> Required actions
• 1. According to the exhibition text, why could a series of paintings showing eternal changeability never end?
• 2. What does the exhibition text name as the one constant point in Karolina's work?

> Passage

------------------------

The exhibition at Piana presents the result of her recent reflections on sunlight - that emitted by the star closest to us, as well as that reflected by our rocky satellite. The series of canvases documenting the glows, which sometimes take the form of dynamic flares, sometimes are stable emissions and pulsations, is a story about the history of life - a trans-species existence that takes on a variety of forms that are often difficult to imagine. Millions of existences, subjected to constant changes, evolutions and revolutions have appeared and disappeared in a cycle that has already lasted four billion years. Most we will never know, describe or classify. For all our audacious need to name, we must accept the fact that most knowledge will remain inaccessible to us. At a time when the Voyager 2 probe is more than 19 billion kilometers from Earth and the Parker Solar Probe is flying through the solar corona, the interior of our own planet remains mysteriously deaf. We still do not have the tools to change this state, so we are doomed to theoretical models and the search for analogies.
Karolina Kowalska's story is a narrative about relationships - overt and covert relationships that bind our reality. It can be read on a macro scale as a story of the network of interdependence of celestial bodies, but we can also bring it down to earth, to the level where the sun's rays illuminate our skin and give it a pleasant warmth. To the point where the moon's gravitational force moves the water molecules in our bodies and determines our well-being. Solstice is a story about the sense of change, of reevaluation, of the tides - an eternal, dissected into the microscopic and the all-powerful, a movement that cannot be stopped, but one can surrender to it and feel with increasing awareness with one's whole body.As the artist emphasizes, a series of paintings showing this eternal changeability could never end. Perfect repetition cannot exist both in the painterly gesture and in the staggeringly complex matter of which we are a part. In Karolina's work, only one point is constant - the central speck - the imprint of the circular wheel plotting the course of the solar disk. One hundred and nine percent of the surface of our star - this is our planet, eternally subordinated, eternally peripheral, eternally moving, heading for silent annihilation.

------------------------

[Data items]
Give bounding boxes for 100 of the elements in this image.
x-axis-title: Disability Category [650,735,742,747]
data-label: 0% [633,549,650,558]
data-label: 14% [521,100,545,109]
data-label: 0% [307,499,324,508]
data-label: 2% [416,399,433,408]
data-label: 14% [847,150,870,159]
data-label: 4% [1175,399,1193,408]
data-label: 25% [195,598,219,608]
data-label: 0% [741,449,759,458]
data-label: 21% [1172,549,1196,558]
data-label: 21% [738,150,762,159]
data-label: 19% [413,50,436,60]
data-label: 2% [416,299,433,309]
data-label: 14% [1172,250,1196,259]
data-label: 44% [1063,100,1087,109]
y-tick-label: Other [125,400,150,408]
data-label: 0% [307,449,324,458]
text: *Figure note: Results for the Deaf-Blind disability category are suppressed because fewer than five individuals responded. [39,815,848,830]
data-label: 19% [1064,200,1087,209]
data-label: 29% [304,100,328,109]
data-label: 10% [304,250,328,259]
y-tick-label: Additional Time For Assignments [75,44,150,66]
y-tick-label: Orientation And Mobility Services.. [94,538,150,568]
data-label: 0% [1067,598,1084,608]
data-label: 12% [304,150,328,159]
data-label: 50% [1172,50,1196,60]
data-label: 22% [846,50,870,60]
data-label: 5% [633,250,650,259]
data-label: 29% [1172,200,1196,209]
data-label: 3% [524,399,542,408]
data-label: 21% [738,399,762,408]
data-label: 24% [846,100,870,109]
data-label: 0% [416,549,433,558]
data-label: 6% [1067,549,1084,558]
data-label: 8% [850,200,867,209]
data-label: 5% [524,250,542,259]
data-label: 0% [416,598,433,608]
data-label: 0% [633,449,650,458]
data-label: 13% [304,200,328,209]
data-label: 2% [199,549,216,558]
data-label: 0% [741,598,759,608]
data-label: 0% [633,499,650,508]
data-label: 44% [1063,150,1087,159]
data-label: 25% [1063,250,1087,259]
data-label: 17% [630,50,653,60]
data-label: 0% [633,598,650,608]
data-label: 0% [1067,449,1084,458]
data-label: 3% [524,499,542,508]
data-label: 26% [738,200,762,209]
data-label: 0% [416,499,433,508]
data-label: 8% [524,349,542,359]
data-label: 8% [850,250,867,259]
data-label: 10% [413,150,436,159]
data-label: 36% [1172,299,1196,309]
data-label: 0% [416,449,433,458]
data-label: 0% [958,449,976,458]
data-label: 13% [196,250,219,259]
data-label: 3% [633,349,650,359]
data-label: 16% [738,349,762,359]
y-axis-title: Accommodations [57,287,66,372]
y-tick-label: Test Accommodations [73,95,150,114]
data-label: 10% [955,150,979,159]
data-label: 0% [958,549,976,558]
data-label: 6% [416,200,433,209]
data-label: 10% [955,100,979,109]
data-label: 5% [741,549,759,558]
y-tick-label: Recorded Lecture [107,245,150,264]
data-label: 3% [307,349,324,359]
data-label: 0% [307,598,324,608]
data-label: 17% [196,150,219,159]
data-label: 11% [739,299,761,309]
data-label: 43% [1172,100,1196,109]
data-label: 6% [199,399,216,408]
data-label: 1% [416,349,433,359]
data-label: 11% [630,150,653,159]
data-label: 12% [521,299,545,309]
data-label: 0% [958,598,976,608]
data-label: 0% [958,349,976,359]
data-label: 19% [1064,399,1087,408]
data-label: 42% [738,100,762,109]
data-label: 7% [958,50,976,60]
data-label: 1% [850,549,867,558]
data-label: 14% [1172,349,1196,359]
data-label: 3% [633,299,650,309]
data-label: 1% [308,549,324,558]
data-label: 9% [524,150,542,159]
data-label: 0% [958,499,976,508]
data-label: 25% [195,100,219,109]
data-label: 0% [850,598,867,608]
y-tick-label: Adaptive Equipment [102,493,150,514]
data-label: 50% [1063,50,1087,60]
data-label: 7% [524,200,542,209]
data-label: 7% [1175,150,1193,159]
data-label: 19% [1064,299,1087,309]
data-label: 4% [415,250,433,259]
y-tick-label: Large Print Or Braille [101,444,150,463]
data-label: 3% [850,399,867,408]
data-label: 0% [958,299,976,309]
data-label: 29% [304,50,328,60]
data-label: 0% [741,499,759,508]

------------------------

> Task results
• 1. Perfect repetition cannot exist, either in the painterly gesture or in the staggeringly complex matter of which we are a part.

• 2. The central speck, the imprint of the circular wheel plotting the course of the solar disk.